- **Task to carry out**
Work out how many lines in the listing below include the word "Inserts". Give nothing but the number.
---------------
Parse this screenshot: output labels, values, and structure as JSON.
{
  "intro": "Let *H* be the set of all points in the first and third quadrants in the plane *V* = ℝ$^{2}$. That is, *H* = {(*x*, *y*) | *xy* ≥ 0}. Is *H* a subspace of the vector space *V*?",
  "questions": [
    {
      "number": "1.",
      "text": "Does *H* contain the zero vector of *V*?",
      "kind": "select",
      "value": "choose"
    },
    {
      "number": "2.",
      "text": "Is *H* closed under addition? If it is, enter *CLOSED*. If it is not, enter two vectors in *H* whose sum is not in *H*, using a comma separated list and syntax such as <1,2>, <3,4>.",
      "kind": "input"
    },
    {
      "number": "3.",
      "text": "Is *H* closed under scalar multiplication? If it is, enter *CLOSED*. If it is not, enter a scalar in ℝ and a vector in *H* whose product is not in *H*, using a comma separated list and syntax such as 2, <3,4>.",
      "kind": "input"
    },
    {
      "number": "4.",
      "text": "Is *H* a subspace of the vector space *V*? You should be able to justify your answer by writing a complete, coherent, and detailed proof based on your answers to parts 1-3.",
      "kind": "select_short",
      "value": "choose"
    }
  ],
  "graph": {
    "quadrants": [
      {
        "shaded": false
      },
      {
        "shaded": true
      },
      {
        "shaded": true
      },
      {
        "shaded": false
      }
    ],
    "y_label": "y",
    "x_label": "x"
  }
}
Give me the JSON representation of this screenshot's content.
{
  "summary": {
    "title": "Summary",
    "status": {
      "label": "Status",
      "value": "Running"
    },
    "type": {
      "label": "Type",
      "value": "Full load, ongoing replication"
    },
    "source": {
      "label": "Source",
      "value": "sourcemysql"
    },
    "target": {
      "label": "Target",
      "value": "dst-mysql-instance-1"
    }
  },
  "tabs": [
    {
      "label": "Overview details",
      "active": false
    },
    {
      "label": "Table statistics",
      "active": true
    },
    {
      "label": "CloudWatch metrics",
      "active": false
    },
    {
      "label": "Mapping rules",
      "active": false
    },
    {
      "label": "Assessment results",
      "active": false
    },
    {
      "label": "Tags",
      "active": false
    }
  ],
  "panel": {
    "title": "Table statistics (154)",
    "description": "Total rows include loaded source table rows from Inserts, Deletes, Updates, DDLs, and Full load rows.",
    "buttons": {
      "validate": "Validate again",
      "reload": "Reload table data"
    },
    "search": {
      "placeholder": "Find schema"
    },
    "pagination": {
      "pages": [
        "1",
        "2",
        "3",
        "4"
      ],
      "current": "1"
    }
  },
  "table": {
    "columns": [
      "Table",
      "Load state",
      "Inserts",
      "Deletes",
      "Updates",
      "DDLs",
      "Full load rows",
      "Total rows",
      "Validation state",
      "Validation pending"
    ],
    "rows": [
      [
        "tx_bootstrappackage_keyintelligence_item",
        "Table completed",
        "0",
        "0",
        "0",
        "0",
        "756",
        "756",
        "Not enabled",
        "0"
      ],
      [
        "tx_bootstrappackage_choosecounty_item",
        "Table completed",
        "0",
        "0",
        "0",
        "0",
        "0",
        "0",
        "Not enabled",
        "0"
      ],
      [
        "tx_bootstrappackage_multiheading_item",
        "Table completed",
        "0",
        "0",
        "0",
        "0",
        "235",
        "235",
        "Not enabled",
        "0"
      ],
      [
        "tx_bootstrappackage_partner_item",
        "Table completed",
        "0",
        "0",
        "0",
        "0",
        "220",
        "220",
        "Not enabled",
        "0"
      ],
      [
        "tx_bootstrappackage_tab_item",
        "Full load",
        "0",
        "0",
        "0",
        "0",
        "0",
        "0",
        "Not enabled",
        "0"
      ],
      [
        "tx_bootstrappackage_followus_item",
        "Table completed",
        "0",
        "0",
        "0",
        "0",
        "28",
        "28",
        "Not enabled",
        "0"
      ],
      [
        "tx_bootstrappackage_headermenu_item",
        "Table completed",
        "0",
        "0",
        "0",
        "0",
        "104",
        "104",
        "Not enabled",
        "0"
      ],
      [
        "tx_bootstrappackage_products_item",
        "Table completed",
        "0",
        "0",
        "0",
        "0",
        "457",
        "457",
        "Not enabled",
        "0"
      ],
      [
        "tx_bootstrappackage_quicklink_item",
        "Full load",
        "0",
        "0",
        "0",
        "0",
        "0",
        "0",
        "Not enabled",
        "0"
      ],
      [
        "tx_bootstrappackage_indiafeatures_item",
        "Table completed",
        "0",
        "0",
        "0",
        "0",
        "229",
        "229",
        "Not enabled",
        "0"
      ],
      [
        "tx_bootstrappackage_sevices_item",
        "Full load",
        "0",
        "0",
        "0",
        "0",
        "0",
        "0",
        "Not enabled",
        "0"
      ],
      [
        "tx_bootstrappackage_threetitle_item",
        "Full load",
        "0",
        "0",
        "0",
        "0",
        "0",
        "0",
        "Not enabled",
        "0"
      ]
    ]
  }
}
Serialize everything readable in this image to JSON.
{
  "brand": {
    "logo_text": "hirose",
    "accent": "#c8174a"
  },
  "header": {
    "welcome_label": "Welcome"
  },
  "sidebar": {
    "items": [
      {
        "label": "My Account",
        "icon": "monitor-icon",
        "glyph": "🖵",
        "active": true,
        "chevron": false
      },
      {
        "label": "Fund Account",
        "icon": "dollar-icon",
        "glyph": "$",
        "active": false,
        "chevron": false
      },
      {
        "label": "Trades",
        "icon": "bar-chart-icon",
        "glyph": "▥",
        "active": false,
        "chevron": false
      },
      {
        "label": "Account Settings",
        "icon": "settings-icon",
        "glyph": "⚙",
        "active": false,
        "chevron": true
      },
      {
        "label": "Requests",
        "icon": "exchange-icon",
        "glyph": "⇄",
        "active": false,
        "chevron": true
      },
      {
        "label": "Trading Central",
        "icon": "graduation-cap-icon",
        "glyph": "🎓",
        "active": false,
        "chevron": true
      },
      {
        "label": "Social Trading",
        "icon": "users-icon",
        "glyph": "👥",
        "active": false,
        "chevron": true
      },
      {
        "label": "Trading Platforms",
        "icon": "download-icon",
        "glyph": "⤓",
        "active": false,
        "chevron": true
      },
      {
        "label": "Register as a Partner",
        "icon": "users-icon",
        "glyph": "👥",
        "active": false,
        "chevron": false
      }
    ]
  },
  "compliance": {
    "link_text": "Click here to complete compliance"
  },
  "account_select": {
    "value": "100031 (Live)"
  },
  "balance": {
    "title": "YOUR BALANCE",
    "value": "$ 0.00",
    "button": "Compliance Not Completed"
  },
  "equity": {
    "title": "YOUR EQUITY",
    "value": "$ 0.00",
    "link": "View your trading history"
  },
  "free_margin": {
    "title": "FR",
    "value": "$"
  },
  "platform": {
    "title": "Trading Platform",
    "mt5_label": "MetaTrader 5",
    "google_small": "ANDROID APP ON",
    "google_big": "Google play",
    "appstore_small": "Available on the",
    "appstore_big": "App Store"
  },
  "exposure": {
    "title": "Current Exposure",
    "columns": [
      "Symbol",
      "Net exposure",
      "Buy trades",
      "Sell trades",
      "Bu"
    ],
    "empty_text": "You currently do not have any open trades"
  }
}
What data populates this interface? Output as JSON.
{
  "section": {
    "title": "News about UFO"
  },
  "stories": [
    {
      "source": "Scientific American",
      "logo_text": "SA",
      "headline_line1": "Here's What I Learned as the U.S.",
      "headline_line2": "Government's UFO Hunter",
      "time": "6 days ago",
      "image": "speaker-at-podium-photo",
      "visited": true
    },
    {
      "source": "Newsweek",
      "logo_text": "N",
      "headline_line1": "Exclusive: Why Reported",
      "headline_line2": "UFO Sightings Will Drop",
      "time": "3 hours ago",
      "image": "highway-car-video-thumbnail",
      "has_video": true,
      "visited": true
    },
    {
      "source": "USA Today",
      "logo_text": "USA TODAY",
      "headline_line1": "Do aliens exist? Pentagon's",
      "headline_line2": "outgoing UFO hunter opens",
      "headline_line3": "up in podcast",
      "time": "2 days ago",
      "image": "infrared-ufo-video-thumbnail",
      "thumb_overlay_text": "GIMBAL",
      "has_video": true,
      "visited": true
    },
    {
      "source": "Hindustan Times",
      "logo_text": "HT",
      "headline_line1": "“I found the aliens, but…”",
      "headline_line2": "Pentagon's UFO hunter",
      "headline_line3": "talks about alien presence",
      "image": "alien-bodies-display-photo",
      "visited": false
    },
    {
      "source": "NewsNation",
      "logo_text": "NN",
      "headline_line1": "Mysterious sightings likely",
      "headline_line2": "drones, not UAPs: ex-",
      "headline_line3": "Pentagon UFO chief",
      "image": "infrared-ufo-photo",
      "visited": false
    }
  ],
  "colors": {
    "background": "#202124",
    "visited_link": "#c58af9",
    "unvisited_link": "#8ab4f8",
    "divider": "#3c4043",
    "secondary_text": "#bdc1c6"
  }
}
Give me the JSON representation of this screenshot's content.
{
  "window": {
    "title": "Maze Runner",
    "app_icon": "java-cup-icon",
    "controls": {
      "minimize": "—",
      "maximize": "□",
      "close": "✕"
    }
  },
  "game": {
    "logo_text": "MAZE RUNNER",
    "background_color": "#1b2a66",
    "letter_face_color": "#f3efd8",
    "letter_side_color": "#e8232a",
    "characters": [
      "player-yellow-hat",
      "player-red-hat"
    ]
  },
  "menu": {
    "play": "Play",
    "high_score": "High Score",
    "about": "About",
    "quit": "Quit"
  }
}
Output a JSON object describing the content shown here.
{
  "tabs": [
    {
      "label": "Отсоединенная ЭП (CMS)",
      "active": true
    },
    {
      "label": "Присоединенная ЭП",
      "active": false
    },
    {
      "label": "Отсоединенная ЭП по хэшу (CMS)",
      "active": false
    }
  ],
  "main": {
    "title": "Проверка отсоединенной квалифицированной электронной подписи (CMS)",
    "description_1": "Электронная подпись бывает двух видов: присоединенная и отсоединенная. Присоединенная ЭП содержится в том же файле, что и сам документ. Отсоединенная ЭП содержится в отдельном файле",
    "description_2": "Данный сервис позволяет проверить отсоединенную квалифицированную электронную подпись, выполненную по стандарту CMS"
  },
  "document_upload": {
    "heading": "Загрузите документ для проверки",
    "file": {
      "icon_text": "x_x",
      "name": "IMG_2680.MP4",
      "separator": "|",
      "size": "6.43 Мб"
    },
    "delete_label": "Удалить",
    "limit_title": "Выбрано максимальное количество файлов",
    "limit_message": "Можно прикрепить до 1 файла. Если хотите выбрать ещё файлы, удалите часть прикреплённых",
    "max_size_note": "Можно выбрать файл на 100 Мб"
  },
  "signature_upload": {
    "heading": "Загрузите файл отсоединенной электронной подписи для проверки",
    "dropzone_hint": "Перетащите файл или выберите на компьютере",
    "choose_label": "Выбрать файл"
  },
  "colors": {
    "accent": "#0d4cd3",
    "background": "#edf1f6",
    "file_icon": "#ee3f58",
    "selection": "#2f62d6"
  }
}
---------------
- **Completed task**
2